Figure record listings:
>> Start
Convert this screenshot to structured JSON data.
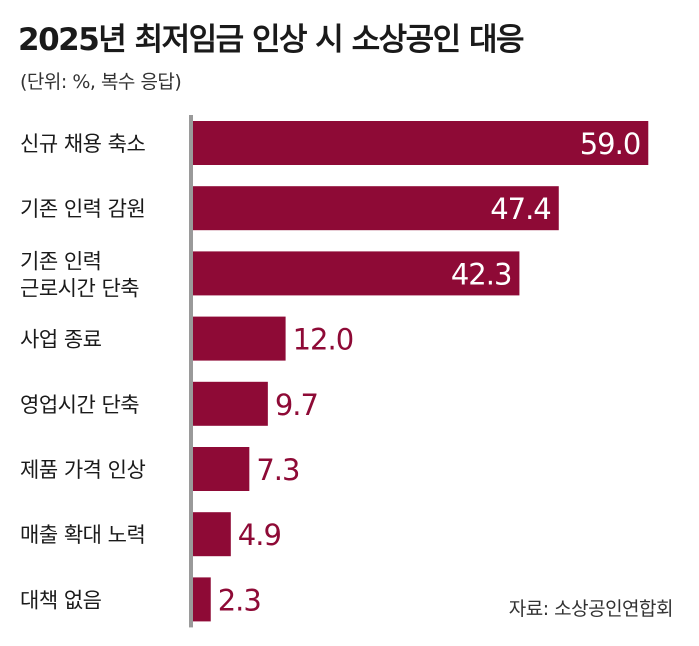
{
  "header": {
    "title": "2025년 최저임금 인상 시 소상공인 대응",
    "subtitle": "(단위: %, 복수 응답)"
  },
  "source": "자료: 소상공인연합회",
  "chart_data": {
    "type": "bar",
    "orientation": "horizontal",
    "title": "2025년 최저임금 인상 시 소상공인 대응",
    "subtitle": "(단위: %, 복수 응답)",
    "categories": [
      [
        "신규 채용 축소"
      ],
      [
        "기존 인력 감원"
      ],
      [
        "기존 인력",
        "근로시간 단축"
      ],
      [
        "사업 종료"
      ],
      [
        "영업시간 단축"
      ],
      [
        "제품 가격 인상"
      ],
      [
        "매출 확대 노력"
      ],
      [
        "대책 없음"
      ]
    ],
    "values": [
      59.0,
      47.4,
      42.3,
      12.0,
      9.7,
      7.3,
      4.9,
      2.3
    ],
    "value_labels": [
      "59.0",
      "47.4",
      "42.3",
      "12.0",
      "9.7",
      "7.3",
      "4.9",
      "2.3"
    ],
    "xlim": [
      0,
      60
    ],
    "grid": false,
    "legend": "none",
    "colors": {
      "bar": "#8e0a36",
      "label_inside": "#ffffff",
      "label_outside": "#8e0a36",
      "axis": "#9a9a9a"
    }
  }
}
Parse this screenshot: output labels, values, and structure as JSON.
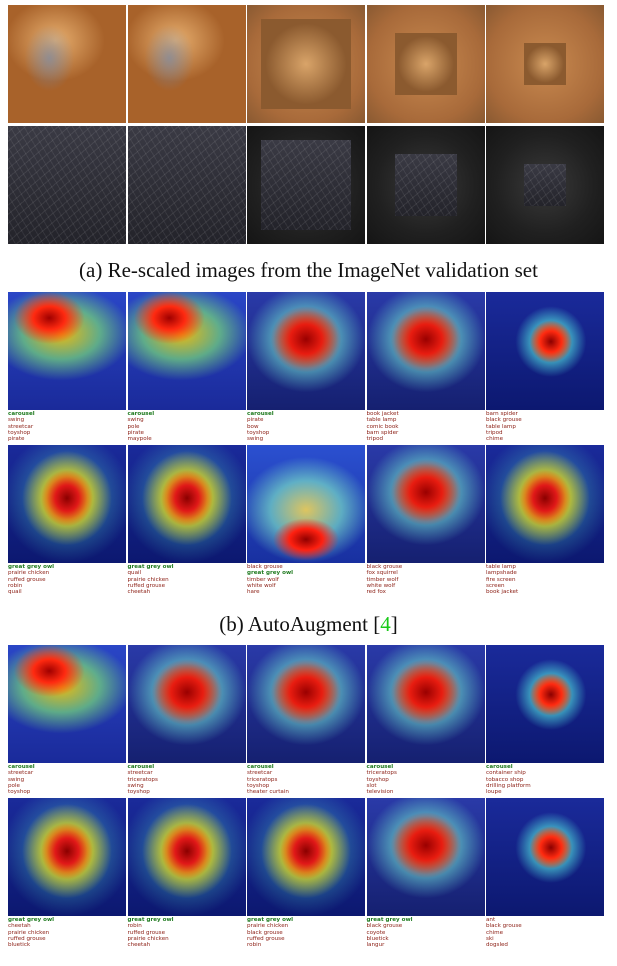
{
  "captions": {
    "a": "(a) Re-scaled images from the ImageNet validation set",
    "b_text": "(b) AutoAugment [",
    "b_ref": "4",
    "b_close": "]"
  },
  "colors": {
    "top1_label": "#1f7a1f",
    "other_label": "#8a1c12",
    "citation": "#19c919"
  },
  "rows": {
    "b_carousel": [
      [
        "carousel",
        "swing",
        "streetcar",
        "toyshop",
        "pirate"
      ],
      [
        "carousel",
        "swing",
        "pole",
        "pirate",
        "maypole"
      ],
      [
        "carousel",
        "pirate",
        "bow",
        "toyshop",
        "swing"
      ],
      [
        "book jacket",
        "table lamp",
        "comic book",
        "barn spider",
        "tripod"
      ],
      [
        "barn spider",
        "black grouse",
        "table lamp",
        "tripod",
        "chime"
      ]
    ],
    "b_owl": [
      [
        "great grey owl",
        "prairie chicken",
        "ruffed grouse",
        "robin",
        "quail"
      ],
      [
        "great grey owl",
        "quail",
        "prairie chicken",
        "ruffed grouse",
        "cheetah"
      ],
      [
        "black grouse",
        "great grey owl",
        "timber wolf",
        "white wolf",
        "hare"
      ],
      [
        "black grouse",
        "fox squirrel",
        "timber wolf",
        "white wolf",
        "red fox"
      ],
      [
        "table lamp",
        "lampshade",
        "fire screen",
        "screen",
        "book jacket"
      ]
    ],
    "c_carousel": [
      [
        "carousel",
        "streetcar",
        "swing",
        "pole",
        "toyshop"
      ],
      [
        "carousel",
        "streetcar",
        "triceratops",
        "swing",
        "toyshop"
      ],
      [
        "carousel",
        "streetcar",
        "triceratops",
        "toyshop",
        "theater curtain"
      ],
      [
        "carousel",
        "triceratops",
        "toyshop",
        "slot",
        "television"
      ],
      [
        "carousel",
        "container ship",
        "tobacco shop",
        "drilling platform",
        "loupe"
      ]
    ],
    "c_owl": [
      [
        "great grey owl",
        "cheetah",
        "prairie chicken",
        "ruffed grouse",
        "bluetick"
      ],
      [
        "great grey owl",
        "robin",
        "ruffed grouse",
        "prairie chicken",
        "cheetah"
      ],
      [
        "great grey owl",
        "prairie chicken",
        "black grouse",
        "ruffed grouse",
        "robin"
      ],
      [
        "great grey owl",
        "black grouse",
        "coyote",
        "bluetick",
        "langur"
      ],
      [
        "ant",
        "black grouse",
        "chime",
        "ski",
        "dogsled"
      ]
    ]
  },
  "top1_correct": {
    "b_carousel": [
      true,
      true,
      true,
      false,
      false
    ],
    "b_owl": [
      true,
      true,
      false,
      false,
      false
    ],
    "c_carousel": [
      true,
      true,
      true,
      true,
      true
    ],
    "c_owl": [
      true,
      true,
      true,
      true,
      false
    ]
  },
  "b_owl_green_second": [
    false,
    false,
    true,
    false,
    false
  ]
}
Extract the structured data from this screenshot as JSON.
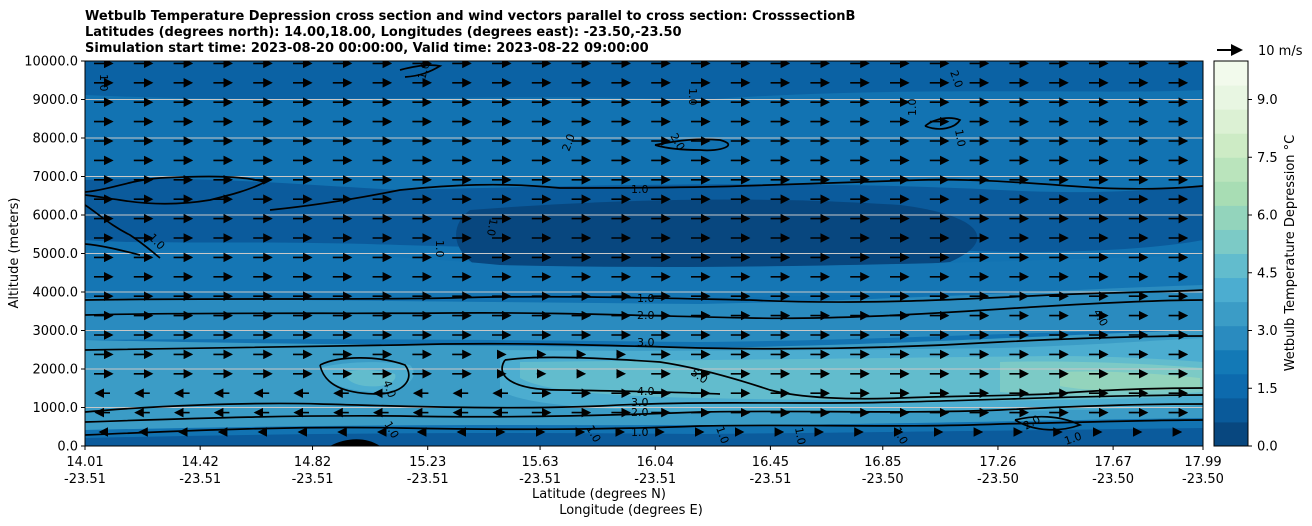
{
  "chart_data": {
    "type": "heatmap",
    "title_lines": [
      "Wetbulb Temperature Depression cross section and wind vectors parallel to cross section: CrosssectionB",
      "Latitudes (degrees north): 14.00,18.00, Longitudes (degrees east): -23.50,-23.50",
      "Simulation start time: 2023-08-20 00:00:00, Valid time: 2023-08-22 09:00:00"
    ],
    "ylabel": "Altitude (meters)",
    "xlabel_lat": "Latitude (degrees N)",
    "xlabel_lon": "Longitude (degrees E)",
    "ylim": [
      0,
      10000
    ],
    "y_ticks": [
      "0.0",
      "1000.0",
      "2000.0",
      "3000.0",
      "4000.0",
      "5000.0",
      "6000.0",
      "7000.0",
      "8000.0",
      "9000.0",
      "10000.0"
    ],
    "x_ticks": [
      {
        "lat": "14.01",
        "lon": "-23.51"
      },
      {
        "lat": "14.42",
        "lon": "-23.51"
      },
      {
        "lat": "14.82",
        "lon": "-23.51"
      },
      {
        "lat": "15.23",
        "lon": "-23.51"
      },
      {
        "lat": "15.63",
        "lon": "-23.51"
      },
      {
        "lat": "16.04",
        "lon": "-23.51"
      },
      {
        "lat": "16.45",
        "lon": "-23.51"
      },
      {
        "lat": "16.85",
        "lon": "-23.50"
      },
      {
        "lat": "17.26",
        "lon": "-23.50"
      },
      {
        "lat": "17.67",
        "lon": "-23.50"
      },
      {
        "lat": "17.99",
        "lon": "-23.50"
      }
    ],
    "colorbar": {
      "label": "Wetbulb Temperature Depression °C",
      "range": [
        0,
        10
      ],
      "ticks": [
        "0.0",
        "1.5",
        "3.0",
        "4.5",
        "6.0",
        "7.5",
        "9.0"
      ],
      "levels": [
        "#08477f",
        "#0a5a9a",
        "#0d6aad",
        "#1379b6",
        "#2a8bbf",
        "#3b9cc6",
        "#4cadd0",
        "#62bccd",
        "#7ccac6",
        "#93d4bc",
        "#a8ddb4",
        "#bae4bc",
        "#cdebc5",
        "#dcf1d4",
        "#e8f6e2",
        "#f2faec"
      ]
    },
    "contour_labels": [
      "1.0",
      "2.0",
      "3.0",
      "4.0",
      "5.0"
    ],
    "wind_legend": "10 m/s"
  }
}
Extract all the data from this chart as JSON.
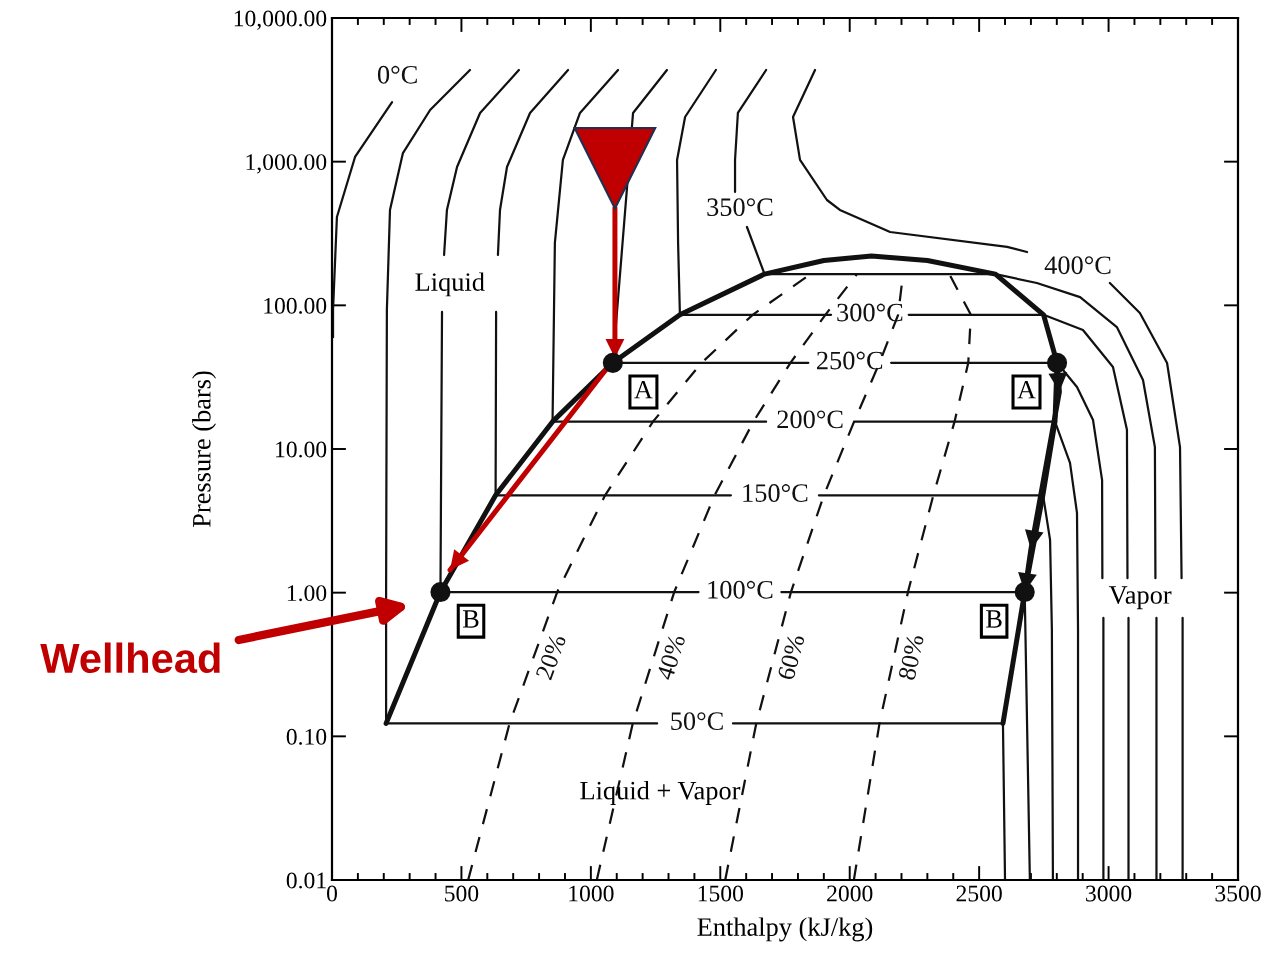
{
  "chart_data": {
    "type": "line",
    "xlabel": "Enthalpy (kJ/kg)",
    "ylabel": "Pressure (bars)",
    "xlim": [
      0,
      3500
    ],
    "xticks": [
      0,
      500,
      1000,
      1500,
      2000,
      2500,
      3000,
      3500
    ],
    "ylim": [
      0.01,
      10000
    ],
    "yticks": [
      0.01,
      {
        "value": 0.1,
        "label": "0.10"
      },
      {
        "value": 1,
        "label": "1.00"
      },
      {
        "value": 10,
        "label": "10.00"
      },
      {
        "value": 100,
        "label": "100.00"
      },
      {
        "value": 1000,
        "label": "1,000.00"
      },
      {
        "value": 10000,
        "label": "10,000.00"
      }
    ],
    "log": "y",
    "grid": false,
    "legend": false,
    "series": [
      {
        "type": "line",
        "color": "#111111",
        "x": [
          209,
          419,
          632,
          852,
          1085,
          1344,
          1671,
          1900,
          2084,
          2300,
          2563,
          2749,
          2801,
          2793,
          2746,
          2676,
          2592
        ],
        "values": [
          0.123,
          1.01,
          4.76,
          15.5,
          39.8,
          85.9,
          165,
          205,
          220.6,
          205,
          165,
          85.9,
          39.8,
          15.5,
          4.76,
          1.01,
          0.123
        ]
      },
      {
        "type": "line",
        "name": "0°C",
        "color": "#111111",
        "x": [
          232,
          89,
          19,
          4,
          4
        ],
        "values": [
          2600,
          1078,
          412,
          92.9,
          60
        ]
      },
      {
        "type": "line",
        "name": "50°C",
        "color": "#111111",
        "x": [
          533,
          379,
          274,
          224,
          212,
          209,
          209,
          1256,
          1410,
          1549,
          2592,
          2600
        ],
        "values": [
          4345,
          2290,
          1148,
          461,
          92.9,
          1,
          0.123,
          0.123,
          null,
          0.123,
          0.123,
          0.01
        ]
      },
      {
        "type": "line",
        "name": "100°C",
        "color": "#111111",
        "x": [
          2696,
          2676,
          1736,
          1576,
          1416,
          419,
          425,
          428,
          433,
          444,
          483,
          572,
          722
        ],
        "values": [
          0.01,
          1.01,
          1.01,
          null,
          1.01,
          1.01,
          90,
          null,
          224,
          461,
          918,
          2183,
          4345
        ]
      },
      {
        "type": "line",
        "name": "150°C",
        "color": "#111111",
        "x": [
          2785,
          2781,
          2774,
          2747,
          1881,
          1711,
          1541,
          632,
          634,
          636,
          641,
          649,
          676,
          765,
          912
        ],
        "values": [
          0.01,
          0.55,
          2.33,
          4.76,
          4.76,
          null,
          4.76,
          4.76,
          90,
          null,
          224,
          461,
          918,
          2183,
          4345
        ]
      },
      {
        "type": "line",
        "name": "200°C",
        "color": "#111111",
        "x": [
          1105,
          958,
          892,
          861,
          852,
          1677,
          1847,
          2017,
          2793,
          2851,
          2878,
          2882,
          2882
        ],
        "values": [
          4345,
          2183,
          1028,
          272,
          15.5,
          15.5,
          null,
          15.5,
          15.5,
          8.0,
          3.59,
          0.55,
          0.01
        ]
      },
      {
        "type": "line",
        "name": "250°C",
        "color": "#111111",
        "x": [
          1294,
          1163,
          1085,
          1840,
          2000,
          2160,
          2801,
          2878,
          2940,
          2975,
          2976,
          2978,
          2980,
          2980
        ],
        "values": [
          4345,
          2183,
          39.8,
          39.8,
          null,
          39.8,
          39.8,
          27.0,
          15.9,
          6.08,
          1.26,
          null,
          0.667,
          0.01
        ]
      },
      {
        "type": "line",
        "name": "300°C",
        "color": "#111111",
        "x": [
          1483,
          1364,
          1333,
          1337,
          1344,
          1928,
          2078,
          2228,
          2749,
          2901,
          3017,
          3071,
          3073,
          3075,
          3077,
          3077
        ],
        "values": [
          4345,
          2046,
          1028,
          272,
          85.9,
          85.9,
          null,
          85.9,
          85.9,
          67.3,
          37.2,
          13.6,
          1.26,
          null,
          0.667,
          0.01
        ]
      },
      {
        "type": "line",
        "name": "350°C",
        "color": "#111111",
        "x": [
          1677,
          1568,
          1557,
          1557,
          1576,
          1603,
          1671,
          2563,
          2723,
          2890,
          3032,
          3133,
          3179,
          3181,
          3183,
          3185,
          3185
        ],
        "values": [
          4345,
          2183,
          1028,
          615,
          null,
          351,
          165,
          165,
          143,
          114,
          70.6,
          30.2,
          10.3,
          1.26,
          null,
          0.667,
          0.01
        ]
      },
      {
        "type": "line",
        "name": "400°C",
        "color": "#111111",
        "x": [
          1866,
          1781,
          1808,
          1912,
          1962,
          2156,
          2608,
          2685,
          2882,
          3005,
          3121,
          3226,
          3276,
          3282,
          3284,
          3286,
          3286
        ],
        "values": [
          4345,
          2046,
          1028,
          541,
          461,
          324,
          255,
          235,
          null,
          143,
          88.5,
          39.7,
          10.3,
          1.26,
          null,
          0.667,
          0.01
        ]
      },
      {
        "type": "line",
        "name": "20%",
        "line_style": "dashed",
        "color": "#111111",
        "x": [
          526,
          686,
          870,
          1055,
          1240,
          1428,
          1625,
          1849
        ],
        "values": [
          0.01,
          0.123,
          1.01,
          4.76,
          15.5,
          39.8,
          85.9,
          165
        ]
      },
      {
        "type": "line",
        "name": "40%",
        "line_style": "dashed",
        "color": "#111111",
        "x": [
          1023,
          1162,
          1322,
          1478,
          1628,
          1771,
          1906,
          2028
        ],
        "values": [
          0.01,
          0.123,
          1.01,
          4.76,
          15.5,
          39.8,
          85.9,
          165
        ]
      },
      {
        "type": "line",
        "name": "60%",
        "line_style": "dashed",
        "color": "#111111",
        "x": [
          1519,
          1639,
          1773,
          1900,
          2017,
          2115,
          2187,
          2206
        ],
        "values": [
          0.01,
          0.123,
          1.01,
          4.76,
          15.5,
          39.8,
          85.9,
          165
        ]
      },
      {
        "type": "line",
        "name": "80%",
        "line_style": "dashed",
        "color": "#111111",
        "x": [
          2016,
          2115,
          2225,
          2323,
          2405,
          2458,
          2468,
          2385
        ],
        "values": [
          0.01,
          0.123,
          1.01,
          4.76,
          15.5,
          39.8,
          85.9,
          165
        ]
      },
      {
        "type": "line",
        "marker": "none",
        "color": "#111111",
        "x": [
          2801,
          2810,
          2700,
          2676
        ],
        "values": [
          39.8,
          25,
          2,
          1.01
        ]
      },
      {
        "type": "line",
        "marker": "none",
        "color": "#c00000",
        "x": [
          1093,
          1093,
          456
        ],
        "values": [
          476,
          43,
          1.44
        ]
      },
      {
        "type": "scatter",
        "marker": "circle",
        "color": "#111111",
        "x": [
          1085,
          2801,
          419,
          2676
        ],
        "values": [
          39.8,
          39.8,
          1.01,
          1.01
        ]
      },
      {
        "type": "scatter",
        "marker": "triangle",
        "color": "#c00000",
        "x": [
          1093
        ],
        "values": [
          900
        ]
      }
    ],
    "annotations": [
      "Liquid",
      "Vapor",
      "Liquid + Vapor",
      "Wellhead",
      {
        "text": "A",
        "x": 1085,
        "y": 39.8
      },
      {
        "text": "A",
        "x": 2801,
        "y": 39.8
      },
      {
        "text": "B",
        "x": 419,
        "y": 1.01
      },
      {
        "text": "B",
        "x": 2676,
        "y": 1.01
      }
    ]
  }
}
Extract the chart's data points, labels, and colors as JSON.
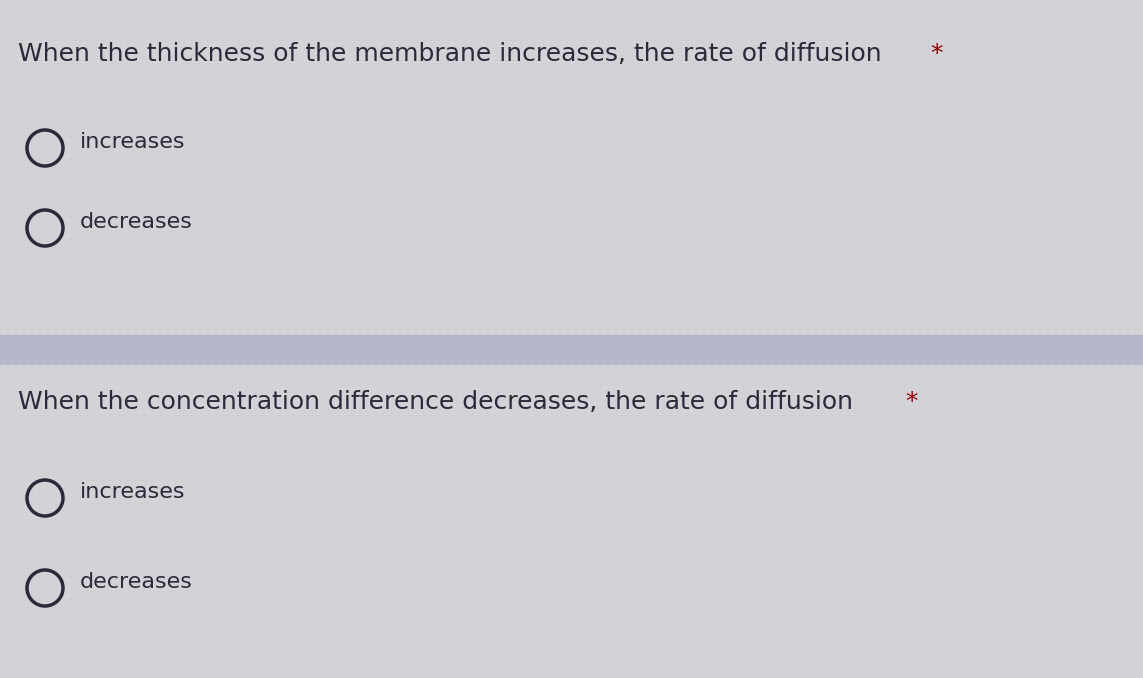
{
  "bg_color": "#d4d4d8",
  "divider_color": "#b8b8cc",
  "question1": "When the thickness of the membrane increases, the rate of diffusion ",
  "question1_star": "*",
  "question2": "When the concentration difference decreases, the rate of diffusion ",
  "question2_star": "*",
  "options1": [
    "increases",
    "decreases"
  ],
  "options2": [
    "increases",
    "decreases"
  ],
  "question_fontsize": 18,
  "option_fontsize": 16,
  "text_color": "#2a2a3a",
  "star_color": "#8b0000",
  "circle_edgecolor": "#2a2a3a",
  "circle_linewidth": 2.5,
  "fig_width": 11.43,
  "fig_height": 6.78,
  "dpi": 100
}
>> End
Scan the material line by line and report each one that contains "JSON".

Convert this screenshot to structured JSON data.
Parse this screenshot: output labels, values, and structure as JSON.
Extract the structured data from this screenshot as JSON.
Extract all the data from this chart as JSON.
Extract the chart's data points, labels, and colors as JSON.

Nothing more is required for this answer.